> [EXERCISE PROMPT]:
Only the number is wanted: tally the lines below that contain the word "Critical".
>> Begin ENTRIES PROVIDED
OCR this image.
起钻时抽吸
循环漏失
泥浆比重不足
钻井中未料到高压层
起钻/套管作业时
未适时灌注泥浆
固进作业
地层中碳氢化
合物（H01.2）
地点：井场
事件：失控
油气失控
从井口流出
>> End ENTRIES PROVIDED
>> Begin ENTRIES PROVIDED
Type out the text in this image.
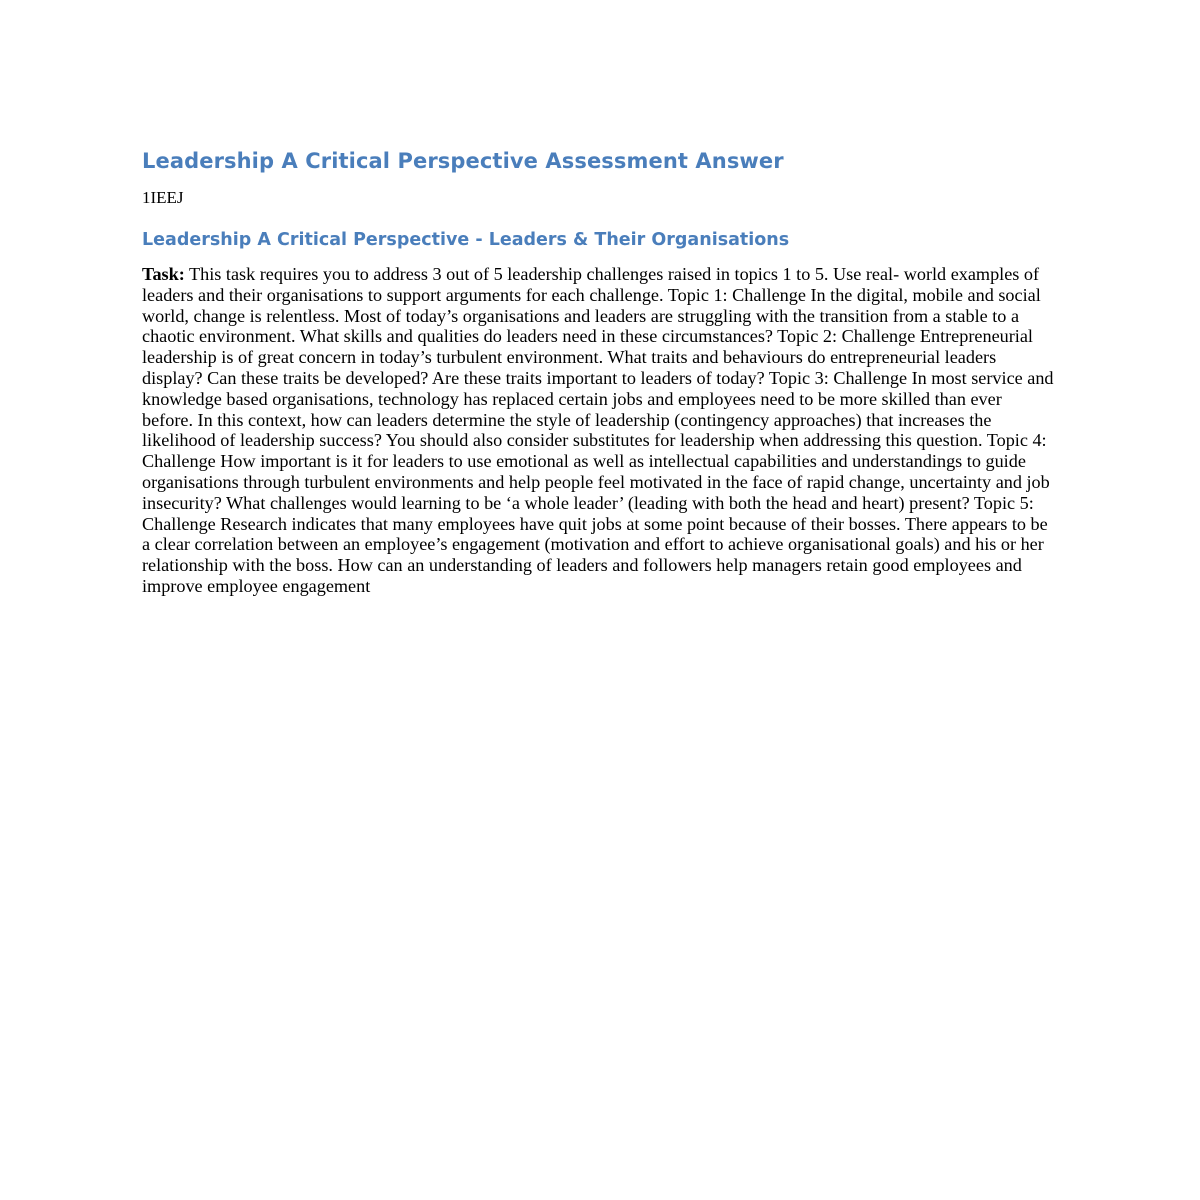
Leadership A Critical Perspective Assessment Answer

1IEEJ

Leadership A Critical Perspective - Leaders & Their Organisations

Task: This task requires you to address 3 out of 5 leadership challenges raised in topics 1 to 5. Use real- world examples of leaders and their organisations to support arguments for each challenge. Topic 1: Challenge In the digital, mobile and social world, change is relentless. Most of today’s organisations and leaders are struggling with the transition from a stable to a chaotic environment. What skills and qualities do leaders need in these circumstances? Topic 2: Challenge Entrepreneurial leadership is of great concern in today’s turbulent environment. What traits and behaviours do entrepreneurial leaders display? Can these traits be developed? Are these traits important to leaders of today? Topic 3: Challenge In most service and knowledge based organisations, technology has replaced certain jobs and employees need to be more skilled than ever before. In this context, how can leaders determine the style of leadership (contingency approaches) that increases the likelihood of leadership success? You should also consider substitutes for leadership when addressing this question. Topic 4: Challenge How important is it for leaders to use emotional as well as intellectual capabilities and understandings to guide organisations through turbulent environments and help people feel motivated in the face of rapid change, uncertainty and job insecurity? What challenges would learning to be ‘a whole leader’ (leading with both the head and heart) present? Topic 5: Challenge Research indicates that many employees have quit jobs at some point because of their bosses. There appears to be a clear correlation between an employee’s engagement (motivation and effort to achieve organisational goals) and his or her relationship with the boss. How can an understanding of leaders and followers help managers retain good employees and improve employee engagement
>> End ENTRIES PROVIDED
> [OUTPUT]:
2